# PROBLEM
With the images removed, repeat the data below exactly.

# DATASET CONTENT
___

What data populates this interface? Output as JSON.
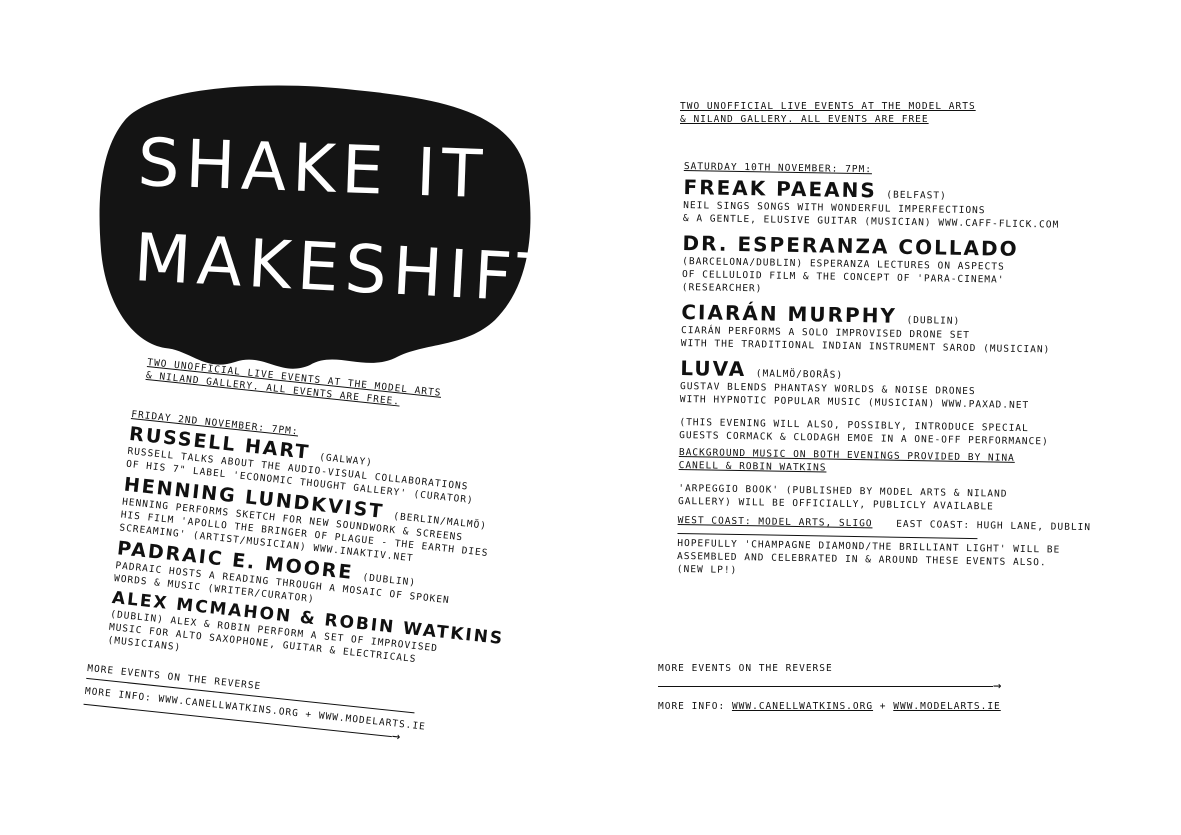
{
  "left": {
    "title_line1": "SHAKE IT",
    "title_line2": "MAKESHIFT",
    "intro_line1": "TWO UNOFFICIAL LIVE EVENTS AT THE MODEL ARTS",
    "intro_line2": "& NILAND GALLERY. ALL EVENTS ARE FREE.",
    "date": "FRIDAY 2ND NOVEMBER: 7PM:",
    "acts": [
      {
        "name": "RUSSELL HART",
        "origin": "(GALWAY)",
        "desc": [
          "RUSSELL TALKS ABOUT THE AUDIO-VISUAL COLLABORATIONS",
          "OF HIS 7\" LABEL 'ECONOMIC THOUGHT GALLERY' (CURATOR)"
        ]
      },
      {
        "name": "HENNING LUNDKVIST",
        "origin": "(BERLIN/MALMÖ)",
        "desc": [
          "HENNING PERFORMS SKETCH FOR NEW SOUNDWORK & SCREENS",
          "HIS FILM 'APOLLO THE BRINGER OF PLAGUE - THE EARTH DIES",
          "SCREAMING' (ARTIST/MUSICIAN) WWW.INAKTIV.NET"
        ]
      },
      {
        "name": "PADRAIC E. MOORE",
        "origin": "(DUBLIN)",
        "desc": [
          "PADRAIC HOSTS A READING THROUGH A MOSAIC OF SPOKEN",
          "WORDS & MUSIC (WRITER/CURATOR)"
        ]
      },
      {
        "name": "ALEX MCMAHON & ROBIN WATKINS",
        "origin": "",
        "desc": [
          "(DUBLIN) ALEX & ROBIN PERFORM A SET OF IMPROVISED",
          "MUSIC FOR ALTO SAXOPHONE, GUITAR & ELECTRICALS",
          "(MUSICIANS)"
        ]
      }
    ],
    "more_events": "MORE EVENTS ON THE REVERSE",
    "more_info": "MORE INFO: WWW.CANELLWATKINS.ORG + WWW.MODELARTS.IE",
    "arrow": "→"
  },
  "right": {
    "intro_line1": "TWO UNOFFICIAL LIVE EVENTS AT THE MODEL ARTS",
    "intro_line2": "& NILAND GALLERY. ALL EVENTS ARE FREE",
    "date": "SATURDAY 10TH NOVEMBER: 7PM:",
    "acts": [
      {
        "name": "FREAK PAEANS",
        "origin": "(BELFAST)",
        "desc": [
          "NEIL SINGS SONGS WITH WONDERFUL IMPERFECTIONS",
          "& A GENTLE, ELUSIVE GUITAR (MUSICIAN) WWW.CAFF-FLICK.COM"
        ]
      },
      {
        "name": "DR. ESPERANZA COLLADO",
        "origin": "",
        "desc": [
          "(BARCELONA/DUBLIN) ESPERANZA LECTURES ON ASPECTS",
          "OF CELLULOID FILM & THE CONCEPT OF 'PARA-CINEMA'",
          "(RESEARCHER)"
        ]
      },
      {
        "name": "CIARÁN MURPHY",
        "origin": "(DUBLIN)",
        "desc": [
          "CIARÁN PERFORMS A SOLO IMPROVISED DRONE SET",
          "WITH THE TRADITIONAL INDIAN INSTRUMENT SAROD (MUSICIAN)"
        ]
      },
      {
        "name": "LUVA",
        "origin": "(MALMÖ/BORÅS)",
        "desc": [
          "GUSTAV BLENDS PHANTASY WORLDS & NOISE DRONES",
          "WITH HYPNOTIC POPULAR MUSIC (MUSICIAN) WWW.PAXAD.NET"
        ]
      }
    ],
    "note": [
      "(THIS EVENING WILL ALSO, POSSIBLY, INTRODUCE SPECIAL",
      "GUESTS CORMACK & CLODAGH EMOE IN A ONE-OFF PERFORMANCE)"
    ],
    "background": [
      "BACKGROUND MUSIC ON BOTH EVENINGS PROVIDED BY NINA",
      "CANELL & ROBIN WATKINS"
    ],
    "arpeggio": [
      "'ARPEGGIO BOOK' (PUBLISHED BY MODEL ARTS & NILAND",
      "GALLERY) WILL BE OFFICIALLY, PUBLICLY AVAILABLE"
    ],
    "west_coast": "WEST COAST: MODEL ARTS, SLIGO",
    "east_coast": "EAST COAST: HUGH LANE, DUBLIN",
    "hopefully": [
      "HOPEFULLY 'CHAMPAGNE DIAMOND/THE BRILLIANT LIGHT' WILL BE",
      "ASSEMBLED AND CELEBRATED IN & AROUND THESE EVENTS ALSO.",
      "(NEW LP!)"
    ],
    "more_events": "MORE EVENTS ON THE REVERSE",
    "more_info_label": "MORE INFO:",
    "more_info_url1": "WWW.CANELLWATKINS.ORG",
    "plus": "+",
    "more_info_url2": "WWW.MODELARTS.IE",
    "arrow": "→"
  }
}
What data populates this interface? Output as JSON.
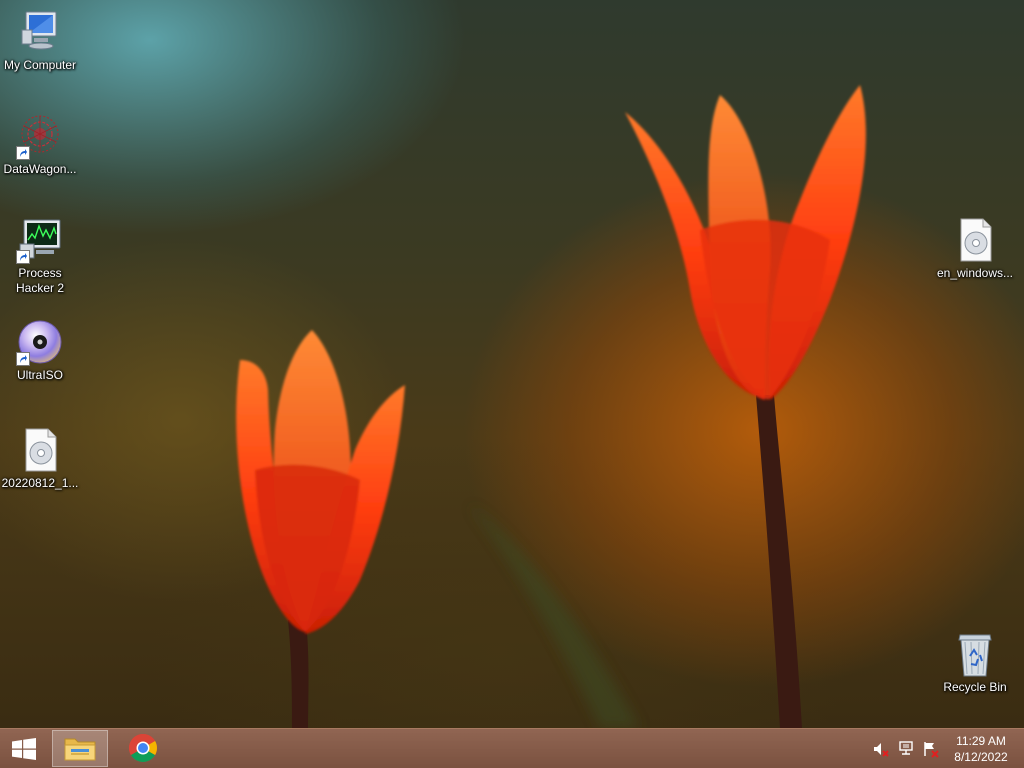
{
  "desktop": {
    "icons": [
      {
        "label": "My Computer",
        "icon": "computer-icon"
      },
      {
        "label": "DataWagon...",
        "icon": "datawagon-icon"
      },
      {
        "label": "Process Hacker 2",
        "icon": "process-hacker-icon"
      },
      {
        "label": "UltraISO",
        "icon": "ultraiso-icon"
      },
      {
        "label": "20220812_1...",
        "icon": "iso-file-icon"
      },
      {
        "label": "en_windows...",
        "icon": "iso-file-icon"
      },
      {
        "label": "Recycle Bin",
        "icon": "recycle-bin-icon"
      }
    ]
  },
  "taskbar": {
    "start": "windows-logo-icon",
    "pinned": [
      {
        "name": "File Explorer",
        "icon": "file-explorer-icon",
        "active": true
      },
      {
        "name": "Google Chrome",
        "icon": "chrome-icon",
        "active": false
      }
    ],
    "tray": [
      "speaker-muted-icon",
      "network-icon",
      "action-center-flag-icon"
    ],
    "clock": {
      "time": "11:29 AM",
      "date": "8/12/2022"
    }
  },
  "colors": {
    "taskbar": "#8a5c48",
    "tulip": "#ff4a12"
  }
}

___

# THE RESPONSE
What data populates this interface? Output as JSON.
{
  "left": {
    "title_line1": "SHAKE IT",
    "title_line2": "MAKESHIFT",
    "intro_line1": "TWO UNOFFICIAL LIVE EVENTS AT THE MODEL ARTS",
    "intro_line2": "& NILAND GALLERY. ALL EVENTS ARE FREE.",
    "date": "FRIDAY 2ND NOVEMBER: 7PM:",
    "acts": [
      {
        "name": "RUSSELL HART",
        "origin": "(GALWAY)",
        "desc": [
          "RUSSELL TALKS ABOUT THE AUDIO-VISUAL COLLABORATIONS",
          "OF HIS 7\" LABEL 'ECONOMIC THOUGHT GALLERY' (CURATOR)"
        ]
      },
      {
        "name": "HENNING LUNDKVIST",
        "origin": "(BERLIN/MALMÖ)",
        "desc": [
          "HENNING PERFORMS SKETCH FOR NEW SOUNDWORK & SCREENS",
          "HIS FILM 'APOLLO THE BRINGER OF PLAGUE - THE EARTH DIES",
          "SCREAMING' (ARTIST/MUSICIAN) WWW.INAKTIV.NET"
        ]
      },
      {
        "name": "PADRAIC E. MOORE",
        "origin": "(DUBLIN)",
        "desc": [
          "PADRAIC HOSTS A READING THROUGH A MOSAIC OF SPOKEN",
          "WORDS & MUSIC (WRITER/CURATOR)"
        ]
      },
      {
        "name": "ALEX MCMAHON & ROBIN WATKINS",
        "origin": "",
        "desc": [
          "(DUBLIN) ALEX & ROBIN PERFORM A SET OF IMPROVISED",
          "MUSIC FOR ALTO SAXOPHONE, GUITAR & ELECTRICALS",
          "(MUSICIANS)"
        ]
      }
    ],
    "more_events": "MORE EVENTS ON THE REVERSE",
    "more_info": "MORE INFO: WWW.CANELLWATKINS.ORG + WWW.MODELARTS.IE",
    "arrow": "→"
  },
  "right": {
    "intro_line1": "TWO UNOFFICIAL LIVE EVENTS AT THE MODEL ARTS",
    "intro_line2": "& NILAND GALLERY. ALL EVENTS ARE FREE",
    "date": "SATURDAY 10TH NOVEMBER: 7PM:",
    "acts": [
      {
        "name": "FREAK PAEANS",
        "origin": "(BELFAST)",
        "desc": [
          "NEIL SINGS SONGS WITH WONDERFUL IMPERFECTIONS",
          "& A GENTLE, ELUSIVE GUITAR (MUSICIAN) WWW.CAFF-FLICK.COM"
        ]
      },
      {
        "name": "DR. ESPERANZA COLLADO",
        "origin": "",
        "desc": [
          "(BARCELONA/DUBLIN) ESPERANZA LECTURES ON ASPECTS",
          "OF CELLULOID FILM & THE CONCEPT OF 'PARA-CINEMA'",
          "(RESEARCHER)"
        ]
      },
      {
        "name": "CIARÁN MURPHY",
        "origin": "(DUBLIN)",
        "desc": [
          "CIARÁN PERFORMS A SOLO IMPROVISED DRONE SET",
          "WITH THE TRADITIONAL INDIAN INSTRUMENT SAROD (MUSICIAN)"
        ]
      },
      {
        "name": "LUVA",
        "origin": "(MALMÖ/BORÅS)",
        "desc": [
          "GUSTAV BLENDS PHANTASY WORLDS & NOISE DRONES",
          "WITH HYPNOTIC POPULAR MUSIC (MUSICIAN) WWW.PAXAD.NET"
        ]
      }
    ],
    "note": [
      "(THIS EVENING WILL ALSO, POSSIBLY, INTRODUCE SPECIAL",
      "GUESTS CORMACK & CLODAGH EMOE IN A ONE-OFF PERFORMANCE)"
    ],
    "background": [
      "BACKGROUND MUSIC ON BOTH EVENINGS PROVIDED BY NINA",
      "CANELL & ROBIN WATKINS"
    ],
    "arpeggio": [
      "'ARPEGGIO BOOK' (PUBLISHED BY MODEL ARTS & NILAND",
      "GALLERY) WILL BE OFFICIALLY, PUBLICLY AVAILABLE"
    ],
    "west_coast": "WEST COAST: MODEL ARTS, SLIGO",
    "east_coast": "EAST COAST: HUGH LANE, DUBLIN",
    "hopefully": [
      "HOPEFULLY 'CHAMPAGNE DIAMOND/THE BRILLIANT LIGHT' WILL BE",
      "ASSEMBLED AND CELEBRATED IN & AROUND THESE EVENTS ALSO.",
      "(NEW LP!)"
    ],
    "more_events": "MORE EVENTS ON THE REVERSE",
    "more_info_label": "MORE INFO:",
    "more_info_url1": "WWW.CANELLWATKINS.ORG",
    "plus": "+",
    "more_info_url2": "WWW.MODELARTS.IE",
    "arrow": "→"
  }
}
What data populates this interface? Output as JSON.
{
  "desktop": {
    "icons": [
      {
        "label": "My Computer",
        "icon": "computer-icon"
      },
      {
        "label": "DataWagon...",
        "icon": "datawagon-icon"
      },
      {
        "label": "Process Hacker 2",
        "icon": "process-hacker-icon"
      },
      {
        "label": "UltraISO",
        "icon": "ultraiso-icon"
      },
      {
        "label": "20220812_1...",
        "icon": "iso-file-icon"
      },
      {
        "label": "en_windows...",
        "icon": "iso-file-icon"
      },
      {
        "label": "Recycle Bin",
        "icon": "recycle-bin-icon"
      }
    ]
  },
  "taskbar": {
    "start": "windows-logo-icon",
    "pinned": [
      {
        "name": "File Explorer",
        "icon": "file-explorer-icon",
        "active": true
      },
      {
        "name": "Google Chrome",
        "icon": "chrome-icon",
        "active": false
      }
    ],
    "tray": [
      "speaker-muted-icon",
      "network-icon",
      "action-center-flag-icon"
    ],
    "clock": {
      "time": "11:29 AM",
      "date": "8/12/2022"
    }
  },
  "colors": {
    "taskbar": "#8a5c48",
    "tulip": "#ff4a12"
  }
}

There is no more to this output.